Requirements>
Output every line below without omitting or altering anything.
========================================================================
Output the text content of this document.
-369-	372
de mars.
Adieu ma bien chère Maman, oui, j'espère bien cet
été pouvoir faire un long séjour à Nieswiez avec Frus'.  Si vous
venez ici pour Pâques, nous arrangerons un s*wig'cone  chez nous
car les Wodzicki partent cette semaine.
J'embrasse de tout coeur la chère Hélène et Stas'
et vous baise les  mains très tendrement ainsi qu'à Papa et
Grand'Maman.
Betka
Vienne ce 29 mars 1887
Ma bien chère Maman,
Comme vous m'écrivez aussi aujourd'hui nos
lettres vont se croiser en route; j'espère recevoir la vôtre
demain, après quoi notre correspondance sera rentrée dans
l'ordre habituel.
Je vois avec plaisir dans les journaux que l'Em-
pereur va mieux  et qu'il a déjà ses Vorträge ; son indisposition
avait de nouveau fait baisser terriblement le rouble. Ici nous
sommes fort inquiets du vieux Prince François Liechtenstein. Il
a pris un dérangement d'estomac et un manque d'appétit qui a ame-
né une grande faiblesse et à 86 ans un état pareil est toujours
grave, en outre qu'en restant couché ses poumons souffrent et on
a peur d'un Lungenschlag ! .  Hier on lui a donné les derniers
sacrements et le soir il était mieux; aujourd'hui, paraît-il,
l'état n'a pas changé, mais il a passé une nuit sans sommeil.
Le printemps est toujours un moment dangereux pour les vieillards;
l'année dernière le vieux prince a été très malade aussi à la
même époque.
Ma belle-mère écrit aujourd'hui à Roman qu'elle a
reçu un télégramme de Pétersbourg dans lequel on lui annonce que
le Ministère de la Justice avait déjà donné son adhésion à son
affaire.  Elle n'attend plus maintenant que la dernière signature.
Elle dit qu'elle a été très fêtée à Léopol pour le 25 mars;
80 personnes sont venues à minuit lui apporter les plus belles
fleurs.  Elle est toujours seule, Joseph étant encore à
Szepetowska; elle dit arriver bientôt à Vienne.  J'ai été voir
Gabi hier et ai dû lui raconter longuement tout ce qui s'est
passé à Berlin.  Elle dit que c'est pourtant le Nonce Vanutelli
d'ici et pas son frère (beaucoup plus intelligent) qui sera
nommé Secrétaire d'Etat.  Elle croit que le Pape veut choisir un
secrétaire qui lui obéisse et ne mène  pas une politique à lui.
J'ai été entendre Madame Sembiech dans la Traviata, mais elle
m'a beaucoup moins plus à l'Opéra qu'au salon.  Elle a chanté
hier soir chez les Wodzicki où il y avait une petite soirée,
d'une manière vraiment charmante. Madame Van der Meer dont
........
========================================================================
Full response>
Output the text content of this document.
-369-	372
de mars.
Adieu ma bien chère Maman, oui, j'espère bien cet
été pouvoir faire un long séjour à Nieswiez avec Frus'.  Si vous
venez ici pour Pâques, nous arrangerons un s*wig'cone  chez nous
car les Wodzicki partent cette semaine.
J'embrasse de tout coeur la chère Hélène et Stas'
et vous baise les  mains très tendrement ainsi qu'à Papa et
Grand'Maman.
Betka
Vienne ce 29 mars 1887
Ma bien chère Maman,
Comme vous m'écrivez aussi aujourd'hui nos
lettres vont se croiser en route; j'espère recevoir la vôtre
demain, après quoi notre correspondance sera rentrée dans
l'ordre habituel.
Je vois avec plaisir dans les journaux que l'Em-
pereur va mieux  et qu'il a déjà ses Vorträge ; son indisposition
avait de nouveau fait baisser terriblement le rouble. Ici nous
sommes fort inquiets du vieux Prince François Liechtenstein. Il
a pris un dérangement d'estomac et un manque d'appétit qui a ame-
né une grande faiblesse et à 86 ans un état pareil est toujours
grave, en outre qu'en restant couché ses poumons souffrent et on
a peur d'un Lungenschlag ! .  Hier on lui a donné les derniers
sacrements et le soir il était mieux; aujourd'hui, paraît-il,
l'état n'a pas changé, mais il a passé une nuit sans sommeil.
Le printemps est toujours un moment dangereux pour les vieillards;
l'année dernière le vieux prince a été très malade aussi à la
même époque.
Ma belle-mère écrit aujourd'hui à Roman qu'elle a
reçu un télégramme de Pétersbourg dans lequel on lui annonce que
le Ministère de la Justice avait déjà donné son adhésion à son
affaire.  Elle n'attend plus maintenant que la dernière signature.
Elle dit qu'elle a été très fêtée à Léopol pour le 25 mars;
80 personnes sont venues à minuit lui apporter les plus belles
fleurs.  Elle est toujours seule, Joseph étant encore à
Szepetowska; elle dit arriver bientôt à Vienne.  J'ai été voir
Gabi hier et ai dû lui raconter longuement tout ce qui s'est
passé à Berlin.  Elle dit que c'est pourtant le Nonce Vanutelli
d'ici et pas son frère (beaucoup plus intelligent) qui sera
nommé Secrétaire d'Etat.  Elle croit que le Pape veut choisir un
secrétaire qui lui obéisse et ne mène  pas une politique à lui.
J'ai été entendre Madame Sembiech dans la Traviata, mais elle
m'a beaucoup moins plus à l'Opéra qu'au salon.  Elle a chanté
hier soir chez les Wodzicki où il y avait une petite soirée,
d'une manière vraiment charmante. Madame Van der Meer dont
........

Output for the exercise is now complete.